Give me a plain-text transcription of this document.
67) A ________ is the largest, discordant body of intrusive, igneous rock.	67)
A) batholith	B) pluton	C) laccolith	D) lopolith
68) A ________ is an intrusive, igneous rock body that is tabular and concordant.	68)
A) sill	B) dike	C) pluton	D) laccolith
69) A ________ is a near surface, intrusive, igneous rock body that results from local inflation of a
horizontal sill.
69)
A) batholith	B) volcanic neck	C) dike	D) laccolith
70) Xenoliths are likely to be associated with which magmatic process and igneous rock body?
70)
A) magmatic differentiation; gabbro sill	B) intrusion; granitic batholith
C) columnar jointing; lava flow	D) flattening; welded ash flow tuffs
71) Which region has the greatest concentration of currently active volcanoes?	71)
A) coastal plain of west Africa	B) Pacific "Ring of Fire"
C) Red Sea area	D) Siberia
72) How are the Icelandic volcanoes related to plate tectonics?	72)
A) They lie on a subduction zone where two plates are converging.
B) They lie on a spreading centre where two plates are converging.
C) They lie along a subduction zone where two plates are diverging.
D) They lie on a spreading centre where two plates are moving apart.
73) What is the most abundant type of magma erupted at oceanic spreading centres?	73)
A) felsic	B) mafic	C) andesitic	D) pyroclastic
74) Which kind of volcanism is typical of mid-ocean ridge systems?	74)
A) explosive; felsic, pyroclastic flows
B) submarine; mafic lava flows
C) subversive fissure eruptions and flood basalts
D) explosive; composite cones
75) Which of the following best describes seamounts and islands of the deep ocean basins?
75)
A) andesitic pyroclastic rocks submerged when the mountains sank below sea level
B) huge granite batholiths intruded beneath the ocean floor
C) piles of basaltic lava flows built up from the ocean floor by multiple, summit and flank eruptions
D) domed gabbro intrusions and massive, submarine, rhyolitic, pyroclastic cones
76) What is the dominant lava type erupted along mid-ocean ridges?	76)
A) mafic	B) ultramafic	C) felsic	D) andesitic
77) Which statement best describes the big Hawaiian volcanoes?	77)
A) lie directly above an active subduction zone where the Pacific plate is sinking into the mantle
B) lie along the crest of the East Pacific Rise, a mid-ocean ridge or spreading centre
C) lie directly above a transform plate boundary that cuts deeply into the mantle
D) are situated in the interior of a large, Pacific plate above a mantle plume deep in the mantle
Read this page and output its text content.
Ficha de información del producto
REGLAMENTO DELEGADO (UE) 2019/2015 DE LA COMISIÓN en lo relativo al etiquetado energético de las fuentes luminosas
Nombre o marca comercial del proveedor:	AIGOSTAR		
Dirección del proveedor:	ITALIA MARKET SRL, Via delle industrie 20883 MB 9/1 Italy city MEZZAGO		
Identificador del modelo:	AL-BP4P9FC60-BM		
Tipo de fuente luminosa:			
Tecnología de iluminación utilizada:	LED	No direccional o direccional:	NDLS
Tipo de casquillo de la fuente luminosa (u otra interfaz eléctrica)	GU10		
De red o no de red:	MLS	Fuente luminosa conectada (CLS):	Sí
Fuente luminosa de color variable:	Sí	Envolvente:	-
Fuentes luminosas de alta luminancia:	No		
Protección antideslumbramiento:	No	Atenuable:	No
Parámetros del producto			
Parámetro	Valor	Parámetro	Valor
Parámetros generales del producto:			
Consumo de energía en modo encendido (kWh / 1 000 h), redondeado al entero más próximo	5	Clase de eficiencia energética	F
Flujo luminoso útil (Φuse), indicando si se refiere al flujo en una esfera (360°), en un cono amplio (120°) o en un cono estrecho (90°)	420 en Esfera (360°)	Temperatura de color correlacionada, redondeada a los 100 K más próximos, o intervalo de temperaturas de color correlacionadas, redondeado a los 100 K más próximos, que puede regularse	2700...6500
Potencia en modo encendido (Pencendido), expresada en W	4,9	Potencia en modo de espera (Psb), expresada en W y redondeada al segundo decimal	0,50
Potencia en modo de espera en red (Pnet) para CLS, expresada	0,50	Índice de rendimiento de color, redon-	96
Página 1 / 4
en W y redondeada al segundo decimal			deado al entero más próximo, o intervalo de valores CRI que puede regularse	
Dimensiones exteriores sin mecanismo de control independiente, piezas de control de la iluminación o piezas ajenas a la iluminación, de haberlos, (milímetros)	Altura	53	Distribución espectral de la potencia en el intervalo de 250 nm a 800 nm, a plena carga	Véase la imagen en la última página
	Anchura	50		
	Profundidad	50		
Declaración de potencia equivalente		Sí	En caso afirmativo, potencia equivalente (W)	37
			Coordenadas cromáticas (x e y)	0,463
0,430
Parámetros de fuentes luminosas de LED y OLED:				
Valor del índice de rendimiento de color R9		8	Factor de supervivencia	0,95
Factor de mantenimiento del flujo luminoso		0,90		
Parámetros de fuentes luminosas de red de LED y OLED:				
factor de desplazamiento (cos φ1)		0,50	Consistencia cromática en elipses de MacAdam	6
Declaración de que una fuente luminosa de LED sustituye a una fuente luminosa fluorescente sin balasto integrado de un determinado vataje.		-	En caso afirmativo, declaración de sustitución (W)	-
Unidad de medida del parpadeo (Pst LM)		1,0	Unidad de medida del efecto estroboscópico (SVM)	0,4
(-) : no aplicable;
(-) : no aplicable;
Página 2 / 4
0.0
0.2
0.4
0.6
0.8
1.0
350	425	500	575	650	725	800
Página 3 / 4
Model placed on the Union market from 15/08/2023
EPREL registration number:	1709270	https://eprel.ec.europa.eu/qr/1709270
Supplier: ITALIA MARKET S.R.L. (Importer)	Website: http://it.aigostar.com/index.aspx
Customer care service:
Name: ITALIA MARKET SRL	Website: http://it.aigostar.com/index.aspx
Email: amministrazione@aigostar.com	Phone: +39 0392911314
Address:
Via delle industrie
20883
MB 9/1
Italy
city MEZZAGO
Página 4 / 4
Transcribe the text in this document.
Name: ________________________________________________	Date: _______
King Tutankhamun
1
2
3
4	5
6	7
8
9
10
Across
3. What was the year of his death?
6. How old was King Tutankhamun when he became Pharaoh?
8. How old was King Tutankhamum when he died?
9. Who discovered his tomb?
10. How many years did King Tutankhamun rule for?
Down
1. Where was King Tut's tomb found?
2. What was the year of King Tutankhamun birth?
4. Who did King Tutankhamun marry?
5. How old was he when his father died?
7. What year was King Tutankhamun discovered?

★ ★ ★

● EXERCISE PROMPT
Select and copy every line of the material that holds the string "felsic".

● EXPECTED OUTPUT
A) felsic	B) mafic	C) andesitic	D) pyroclastic
A) explosive; felsic, pyroclastic flows
A) mafic	B) ultramafic	C) felsic	D) andesitic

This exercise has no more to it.